- AVAILABLE RECORDS:
◆ ◆ ◆ ◆ ◆

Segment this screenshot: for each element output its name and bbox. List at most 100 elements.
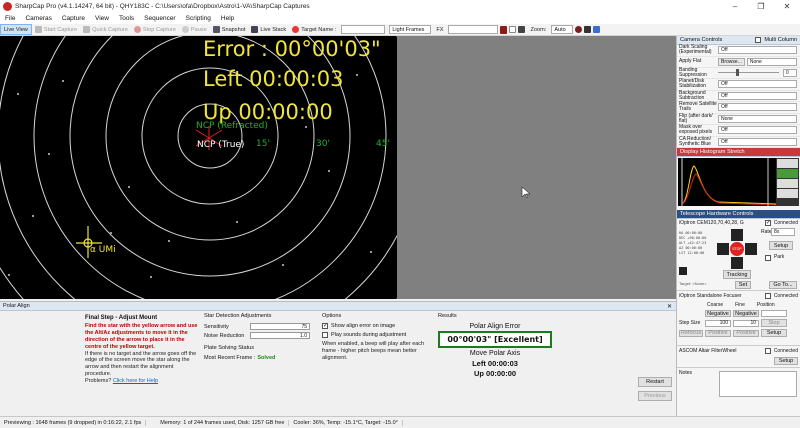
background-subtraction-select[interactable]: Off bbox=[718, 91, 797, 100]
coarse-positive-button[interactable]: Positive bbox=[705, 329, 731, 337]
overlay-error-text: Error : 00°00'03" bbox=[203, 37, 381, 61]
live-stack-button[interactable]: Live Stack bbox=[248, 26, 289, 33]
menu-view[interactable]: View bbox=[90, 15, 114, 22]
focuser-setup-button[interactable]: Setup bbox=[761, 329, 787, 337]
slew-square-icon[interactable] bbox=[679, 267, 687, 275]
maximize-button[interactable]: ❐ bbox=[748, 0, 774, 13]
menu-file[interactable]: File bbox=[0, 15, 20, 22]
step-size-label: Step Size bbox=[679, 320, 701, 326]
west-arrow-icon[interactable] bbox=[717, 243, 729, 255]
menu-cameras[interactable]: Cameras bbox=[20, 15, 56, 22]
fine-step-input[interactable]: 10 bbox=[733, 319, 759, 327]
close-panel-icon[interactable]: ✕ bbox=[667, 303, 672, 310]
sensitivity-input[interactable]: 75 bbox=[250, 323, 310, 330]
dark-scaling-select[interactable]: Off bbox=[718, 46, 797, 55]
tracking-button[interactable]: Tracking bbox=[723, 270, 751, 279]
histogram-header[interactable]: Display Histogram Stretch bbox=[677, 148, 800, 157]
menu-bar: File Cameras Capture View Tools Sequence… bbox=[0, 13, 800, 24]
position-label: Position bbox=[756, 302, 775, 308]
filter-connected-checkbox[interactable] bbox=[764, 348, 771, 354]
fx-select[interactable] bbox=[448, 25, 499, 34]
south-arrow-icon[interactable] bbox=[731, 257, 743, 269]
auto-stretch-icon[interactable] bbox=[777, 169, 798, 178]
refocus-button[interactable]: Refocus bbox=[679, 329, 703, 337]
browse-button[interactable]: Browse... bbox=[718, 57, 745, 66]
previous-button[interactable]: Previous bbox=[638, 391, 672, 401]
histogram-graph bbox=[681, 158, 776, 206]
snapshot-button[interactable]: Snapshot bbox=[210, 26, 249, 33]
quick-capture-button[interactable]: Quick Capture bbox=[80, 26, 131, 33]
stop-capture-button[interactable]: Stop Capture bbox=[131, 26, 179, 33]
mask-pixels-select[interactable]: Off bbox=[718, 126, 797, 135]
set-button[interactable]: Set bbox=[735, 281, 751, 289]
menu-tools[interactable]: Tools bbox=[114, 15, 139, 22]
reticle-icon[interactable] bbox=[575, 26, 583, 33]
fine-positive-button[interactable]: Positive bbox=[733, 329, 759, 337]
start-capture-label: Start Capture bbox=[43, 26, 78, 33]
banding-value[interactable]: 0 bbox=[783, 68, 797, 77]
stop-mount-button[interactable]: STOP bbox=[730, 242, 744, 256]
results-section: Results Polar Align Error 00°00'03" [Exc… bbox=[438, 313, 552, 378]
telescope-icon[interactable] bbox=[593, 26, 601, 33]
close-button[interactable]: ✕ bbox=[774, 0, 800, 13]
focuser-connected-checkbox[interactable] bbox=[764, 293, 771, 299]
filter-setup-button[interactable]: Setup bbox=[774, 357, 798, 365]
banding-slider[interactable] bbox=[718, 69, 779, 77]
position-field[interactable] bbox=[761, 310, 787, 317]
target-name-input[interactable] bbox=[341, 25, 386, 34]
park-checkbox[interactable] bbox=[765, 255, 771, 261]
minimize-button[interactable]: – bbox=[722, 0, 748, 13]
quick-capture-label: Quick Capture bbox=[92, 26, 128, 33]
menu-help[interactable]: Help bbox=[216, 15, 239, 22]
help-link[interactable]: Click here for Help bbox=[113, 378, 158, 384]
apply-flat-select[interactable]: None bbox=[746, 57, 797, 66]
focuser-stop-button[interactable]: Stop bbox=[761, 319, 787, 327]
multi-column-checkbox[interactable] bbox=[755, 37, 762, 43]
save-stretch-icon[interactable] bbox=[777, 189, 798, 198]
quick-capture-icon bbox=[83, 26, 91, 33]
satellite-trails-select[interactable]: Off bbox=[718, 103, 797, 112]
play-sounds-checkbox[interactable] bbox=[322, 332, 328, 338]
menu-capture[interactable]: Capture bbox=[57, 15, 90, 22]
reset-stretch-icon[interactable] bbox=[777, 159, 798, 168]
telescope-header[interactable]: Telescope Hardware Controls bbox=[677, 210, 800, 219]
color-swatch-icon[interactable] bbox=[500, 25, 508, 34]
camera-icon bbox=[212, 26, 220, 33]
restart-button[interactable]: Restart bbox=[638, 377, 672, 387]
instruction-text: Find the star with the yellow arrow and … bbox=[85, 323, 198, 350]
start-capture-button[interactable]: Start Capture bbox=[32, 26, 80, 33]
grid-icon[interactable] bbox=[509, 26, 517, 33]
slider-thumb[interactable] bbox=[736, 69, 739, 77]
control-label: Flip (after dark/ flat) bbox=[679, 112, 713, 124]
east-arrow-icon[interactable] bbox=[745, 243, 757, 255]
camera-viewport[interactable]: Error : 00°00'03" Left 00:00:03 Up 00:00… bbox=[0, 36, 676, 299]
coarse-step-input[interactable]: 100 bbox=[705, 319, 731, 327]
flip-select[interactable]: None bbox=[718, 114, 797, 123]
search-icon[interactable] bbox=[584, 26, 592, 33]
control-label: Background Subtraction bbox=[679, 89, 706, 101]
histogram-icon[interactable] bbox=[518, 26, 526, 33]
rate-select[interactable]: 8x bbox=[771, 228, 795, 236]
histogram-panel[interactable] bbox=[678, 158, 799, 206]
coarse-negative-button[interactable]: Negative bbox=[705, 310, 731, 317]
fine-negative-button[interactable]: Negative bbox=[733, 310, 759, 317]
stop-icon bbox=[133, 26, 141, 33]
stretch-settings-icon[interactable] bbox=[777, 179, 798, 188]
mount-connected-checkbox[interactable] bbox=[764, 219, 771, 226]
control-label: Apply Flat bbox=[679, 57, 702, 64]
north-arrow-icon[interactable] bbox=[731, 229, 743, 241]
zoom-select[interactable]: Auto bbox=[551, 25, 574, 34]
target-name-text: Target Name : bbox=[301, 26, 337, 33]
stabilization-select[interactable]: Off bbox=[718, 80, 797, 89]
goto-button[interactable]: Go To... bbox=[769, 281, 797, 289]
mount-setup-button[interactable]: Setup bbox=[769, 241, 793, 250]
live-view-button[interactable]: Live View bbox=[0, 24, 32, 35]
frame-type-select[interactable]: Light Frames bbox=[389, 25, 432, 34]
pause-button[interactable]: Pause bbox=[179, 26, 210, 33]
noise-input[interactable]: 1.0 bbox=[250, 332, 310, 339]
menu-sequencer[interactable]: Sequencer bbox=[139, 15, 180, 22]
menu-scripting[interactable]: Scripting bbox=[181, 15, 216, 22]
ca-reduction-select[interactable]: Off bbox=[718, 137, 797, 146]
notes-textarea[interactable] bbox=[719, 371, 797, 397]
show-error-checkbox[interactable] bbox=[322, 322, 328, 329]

◆ ◆ ◆ ◆ ◆

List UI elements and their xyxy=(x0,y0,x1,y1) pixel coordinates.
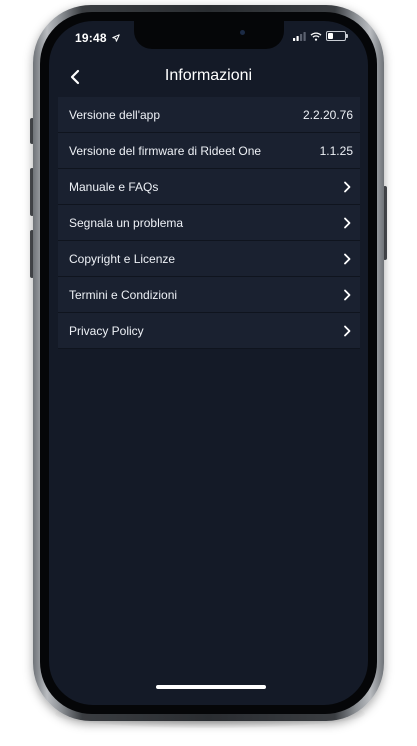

◆ ◆ ◆ ◆ ◆

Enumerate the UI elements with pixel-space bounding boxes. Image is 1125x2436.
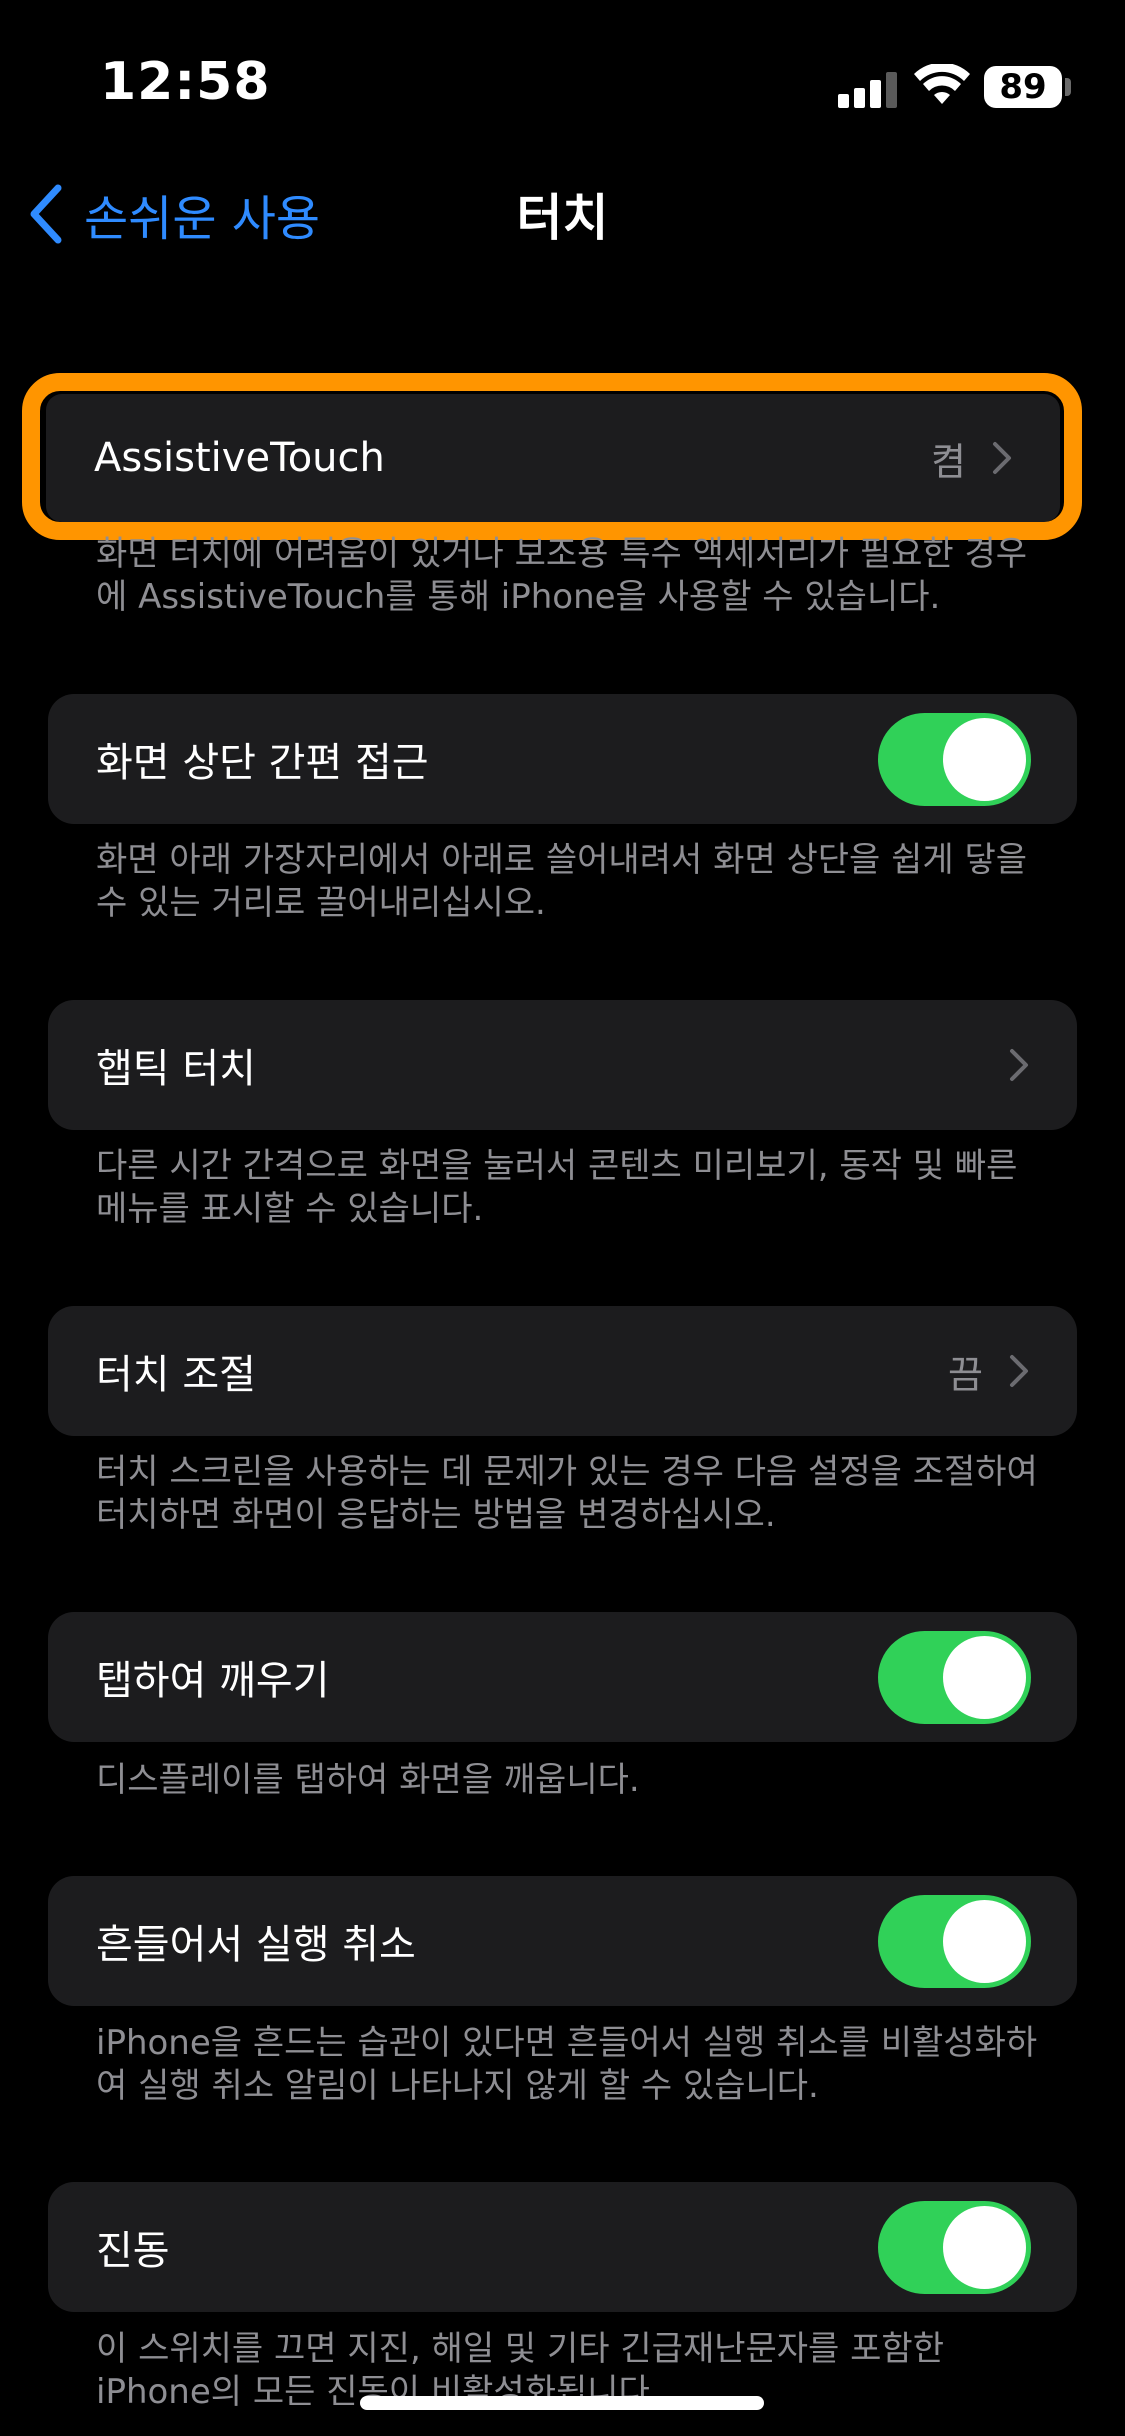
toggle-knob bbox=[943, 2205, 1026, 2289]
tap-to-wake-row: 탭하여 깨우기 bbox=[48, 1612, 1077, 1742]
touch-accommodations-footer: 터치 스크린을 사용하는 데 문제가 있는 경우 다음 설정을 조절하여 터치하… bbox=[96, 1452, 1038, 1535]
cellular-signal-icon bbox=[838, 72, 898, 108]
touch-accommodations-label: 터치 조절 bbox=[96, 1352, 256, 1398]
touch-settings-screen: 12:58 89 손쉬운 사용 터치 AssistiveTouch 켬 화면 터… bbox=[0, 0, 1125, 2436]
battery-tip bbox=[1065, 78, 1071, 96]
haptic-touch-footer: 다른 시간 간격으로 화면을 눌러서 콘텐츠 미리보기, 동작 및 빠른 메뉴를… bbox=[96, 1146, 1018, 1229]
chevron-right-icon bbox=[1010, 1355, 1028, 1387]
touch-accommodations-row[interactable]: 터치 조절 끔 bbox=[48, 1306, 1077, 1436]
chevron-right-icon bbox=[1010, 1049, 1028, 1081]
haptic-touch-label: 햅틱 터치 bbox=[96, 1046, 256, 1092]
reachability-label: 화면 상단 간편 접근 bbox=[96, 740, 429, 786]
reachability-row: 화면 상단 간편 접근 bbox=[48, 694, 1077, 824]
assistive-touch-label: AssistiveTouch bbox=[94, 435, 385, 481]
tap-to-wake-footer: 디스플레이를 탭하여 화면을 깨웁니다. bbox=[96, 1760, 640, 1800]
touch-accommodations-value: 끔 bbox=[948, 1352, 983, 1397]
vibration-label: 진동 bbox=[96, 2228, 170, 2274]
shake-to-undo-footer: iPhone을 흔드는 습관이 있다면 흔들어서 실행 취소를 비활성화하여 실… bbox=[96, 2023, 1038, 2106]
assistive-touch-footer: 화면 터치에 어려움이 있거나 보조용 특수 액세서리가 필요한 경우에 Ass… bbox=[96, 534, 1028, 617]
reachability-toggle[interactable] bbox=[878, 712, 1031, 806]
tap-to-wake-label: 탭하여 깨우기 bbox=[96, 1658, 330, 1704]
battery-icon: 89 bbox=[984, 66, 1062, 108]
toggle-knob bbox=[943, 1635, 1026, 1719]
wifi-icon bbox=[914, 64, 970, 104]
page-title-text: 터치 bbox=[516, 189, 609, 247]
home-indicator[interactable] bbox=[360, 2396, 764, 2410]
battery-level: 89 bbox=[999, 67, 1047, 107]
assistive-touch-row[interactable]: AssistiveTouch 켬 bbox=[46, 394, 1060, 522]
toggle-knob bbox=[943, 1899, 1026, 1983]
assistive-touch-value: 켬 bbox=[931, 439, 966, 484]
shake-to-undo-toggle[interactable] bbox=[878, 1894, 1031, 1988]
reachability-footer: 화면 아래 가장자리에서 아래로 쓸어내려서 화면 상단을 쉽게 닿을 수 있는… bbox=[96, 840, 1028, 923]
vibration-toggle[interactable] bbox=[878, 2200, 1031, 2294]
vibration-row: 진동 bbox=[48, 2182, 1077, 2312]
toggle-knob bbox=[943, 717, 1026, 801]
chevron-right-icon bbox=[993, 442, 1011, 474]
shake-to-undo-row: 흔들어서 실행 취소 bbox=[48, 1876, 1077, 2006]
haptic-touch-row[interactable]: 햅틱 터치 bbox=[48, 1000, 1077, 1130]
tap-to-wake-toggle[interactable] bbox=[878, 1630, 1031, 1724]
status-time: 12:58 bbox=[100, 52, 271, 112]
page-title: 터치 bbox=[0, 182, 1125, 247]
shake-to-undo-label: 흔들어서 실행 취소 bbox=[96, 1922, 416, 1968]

◆ ◆ ◆ ◆ ◆

- STATED PROBLEM: Which lines in the entries above contain the string "shake"? Select and copy each of them.

- ANSWER BELOW:
shake-to-undo-footer: iPhone을 흔드는 습관이 있다면 흔들어서 실행 취소를 비활성화하여 실… bbox=[96, 2023, 1038, 2106]
shake-to-undo-toggle[interactable] bbox=[878, 1894, 1031, 1988]
shake-to-undo-row: 흔들어서 실행 취소 bbox=[48, 1876, 1077, 2006]
shake-to-undo-label: 흔들어서 실행 취소 bbox=[96, 1922, 416, 1968]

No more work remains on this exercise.